**Instructions to follow:** Reproduce each line exactly. Skip none.

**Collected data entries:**
:::::

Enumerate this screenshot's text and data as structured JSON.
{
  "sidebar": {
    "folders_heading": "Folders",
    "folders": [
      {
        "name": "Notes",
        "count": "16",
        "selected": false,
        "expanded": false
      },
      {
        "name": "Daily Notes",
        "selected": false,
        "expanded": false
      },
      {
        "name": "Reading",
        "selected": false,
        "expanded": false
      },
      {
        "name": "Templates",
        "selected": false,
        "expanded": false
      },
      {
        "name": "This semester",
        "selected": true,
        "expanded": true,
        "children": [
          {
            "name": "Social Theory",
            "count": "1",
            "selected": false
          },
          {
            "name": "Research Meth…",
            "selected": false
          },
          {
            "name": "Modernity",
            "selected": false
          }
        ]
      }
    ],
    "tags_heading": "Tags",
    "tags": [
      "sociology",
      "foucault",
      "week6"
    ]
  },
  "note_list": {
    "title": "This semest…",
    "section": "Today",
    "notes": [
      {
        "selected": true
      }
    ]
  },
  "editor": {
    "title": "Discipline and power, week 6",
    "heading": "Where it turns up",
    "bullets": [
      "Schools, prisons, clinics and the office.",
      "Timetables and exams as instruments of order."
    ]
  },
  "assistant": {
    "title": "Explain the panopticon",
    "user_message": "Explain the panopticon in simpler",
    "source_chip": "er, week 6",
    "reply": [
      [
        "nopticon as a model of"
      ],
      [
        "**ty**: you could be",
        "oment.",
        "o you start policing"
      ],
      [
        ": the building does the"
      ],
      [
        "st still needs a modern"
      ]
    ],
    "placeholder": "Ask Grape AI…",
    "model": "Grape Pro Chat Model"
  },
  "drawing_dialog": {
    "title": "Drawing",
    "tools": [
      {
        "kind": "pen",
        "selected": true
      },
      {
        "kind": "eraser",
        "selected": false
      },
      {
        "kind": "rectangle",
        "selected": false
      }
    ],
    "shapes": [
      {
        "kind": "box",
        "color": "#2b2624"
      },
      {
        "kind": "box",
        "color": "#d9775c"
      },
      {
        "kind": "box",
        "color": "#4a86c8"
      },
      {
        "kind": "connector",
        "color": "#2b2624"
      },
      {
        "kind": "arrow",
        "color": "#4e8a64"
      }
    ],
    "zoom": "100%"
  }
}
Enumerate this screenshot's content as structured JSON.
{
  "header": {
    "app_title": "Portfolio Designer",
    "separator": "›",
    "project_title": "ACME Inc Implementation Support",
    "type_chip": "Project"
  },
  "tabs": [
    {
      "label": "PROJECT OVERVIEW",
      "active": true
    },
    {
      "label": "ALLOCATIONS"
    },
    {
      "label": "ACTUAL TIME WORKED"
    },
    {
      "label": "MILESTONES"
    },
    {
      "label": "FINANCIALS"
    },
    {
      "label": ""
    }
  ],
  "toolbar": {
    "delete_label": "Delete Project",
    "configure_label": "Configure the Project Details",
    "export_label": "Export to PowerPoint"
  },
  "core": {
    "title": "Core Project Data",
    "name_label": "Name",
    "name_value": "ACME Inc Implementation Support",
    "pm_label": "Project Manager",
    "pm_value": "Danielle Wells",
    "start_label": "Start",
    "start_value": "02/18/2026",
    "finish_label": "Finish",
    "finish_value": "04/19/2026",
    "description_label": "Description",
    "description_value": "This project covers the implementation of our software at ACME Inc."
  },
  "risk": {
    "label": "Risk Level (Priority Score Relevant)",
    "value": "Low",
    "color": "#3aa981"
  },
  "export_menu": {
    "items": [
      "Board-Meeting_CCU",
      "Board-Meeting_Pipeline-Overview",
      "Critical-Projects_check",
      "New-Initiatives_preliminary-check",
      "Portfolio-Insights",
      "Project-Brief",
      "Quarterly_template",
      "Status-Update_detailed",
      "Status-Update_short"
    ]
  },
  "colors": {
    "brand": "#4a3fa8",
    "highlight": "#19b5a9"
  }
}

:::::

**Output of the exercise:**
Enumerate this screenshot's text and data as structured JSON.
{
  "sidebar": {
    "folders_heading": "Folders",
    "folders": [
      {
        "name": "Notes",
        "count": "16",
        "selected": false,
        "expanded": false
      },
      {
        "name": "Daily Notes",
        "selected": false,
        "expanded": false
      },
      {
        "name": "Reading",
        "selected": false,
        "expanded": false
      },
      {
        "name": "Templates",
        "selected": false,
        "expanded": false
      },
      {
        "name": "This semester",
        "selected": true,
        "expanded": true,
        "children": [
          {
            "name": "Social Theory",
            "count": "1",
            "selected": false
          },
          {
            "name": "Research Meth…",
            "selected": false
          },
          {
            "name": "Modernity",
            "selected": false
          }
        ]
      }
    ],
    "tags_heading": "Tags",
    "tags": [
      "sociology",
      "foucault",
      "week6"
    ]
  },
  "note_list": {
    "title": "This semest…",
    "section": "Today",
    "notes": [
      {
        "selected": true
      }
    ]
  },
  "editor": {
    "title": "Discipline and power, week 6",
    "heading": "Where it turns up",
    "bullets": [
      "Schools, prisons, clinics and the office.",
      "Timetables and exams as instruments of order."
    ]
  },
  "assistant": {
    "title": "Explain the panopticon",
    "user_message": "Explain the panopticon in simpler",
    "source_chip": "er, week 6",
    "reply": [
      [
        "nopticon as a model of"
      ],
      [
        "**ty**: you could be",
        "oment.",
        "o you start policing"
      ],
      [
        ": the building does the"
      ],
      [
        "st still needs a modern"
      ]
    ],
    "placeholder": "Ask Grape AI…",
    "model": "Grape Pro Chat Model"
  },
  "drawing_dialog": {
    "title": "Drawing",
    "tools": [
      {
        "kind": "pen",
        "selected": true
      },
      {
        "kind": "eraser",
        "selected": false
      },
      {
        "kind": "rectangle",
        "selected": false
      }
    ],
    "shapes": [
      {
        "kind": "box",
        "color": "#2b2624"
      },
      {
        "kind": "box",
        "color": "#d9775c"
      },
      {
        "kind": "box",
        "color": "#4a86c8"
      },
      {
        "kind": "connector",
        "color": "#2b2624"
      },
      {
        "kind": "arrow",
        "color": "#4e8a64"
      }
    ],
    "zoom": "100%"
  }
}
Enumerate this screenshot's content as structured JSON.
{
  "header": {
    "app_title": "Portfolio Designer",
    "separator": "›",
    "project_title": "ACME Inc Implementation Support",
    "type_chip": "Project"
  },
  "tabs": [
    {
      "label": "PROJECT OVERVIEW",
      "active": true
    },
    {
      "label": "ALLOCATIONS"
    },
    {
      "label": "ACTUAL TIME WORKED"
    },
    {
      "label": "MILESTONES"
    },
    {
      "label": "FINANCIALS"
    },
    {
      "label": ""
    }
  ],
  "toolbar": {
    "delete_label": "Delete Project",
    "configure_label": "Configure the Project Details",
    "export_label": "Export to PowerPoint"
  },
  "core": {
    "title": "Core Project Data",
    "name_label": "Name",
    "name_value": "ACME Inc Implementation Support",
    "pm_label": "Project Manager",
    "pm_value": "Danielle Wells",
    "start_label": "Start",
    "start_value": "02/18/2026",
    "finish_label": "Finish",
    "finish_value": "04/19/2026",
    "description_label": "Description",
    "description_value": "This project covers the implementation of our software at ACME Inc."
  },
  "risk": {
    "label": "Risk Level (Priority Score Relevant)",
    "value": "Low",
    "color": "#3aa981"
  },
  "export_menu": {
    "items": [
      "Board-Meeting_CCU",
      "Board-Meeting_Pipeline-Overview",
      "Critical-Projects_check",
      "New-Initiatives_preliminary-check",
      "Portfolio-Insights",
      "Project-Brief",
      "Quarterly_template",
      "Status-Update_detailed",
      "Status-Update_short"
    ]
  },
  "colors": {
    "brand": "#4a3fa8",
    "highlight": "#19b5a9"
  }
}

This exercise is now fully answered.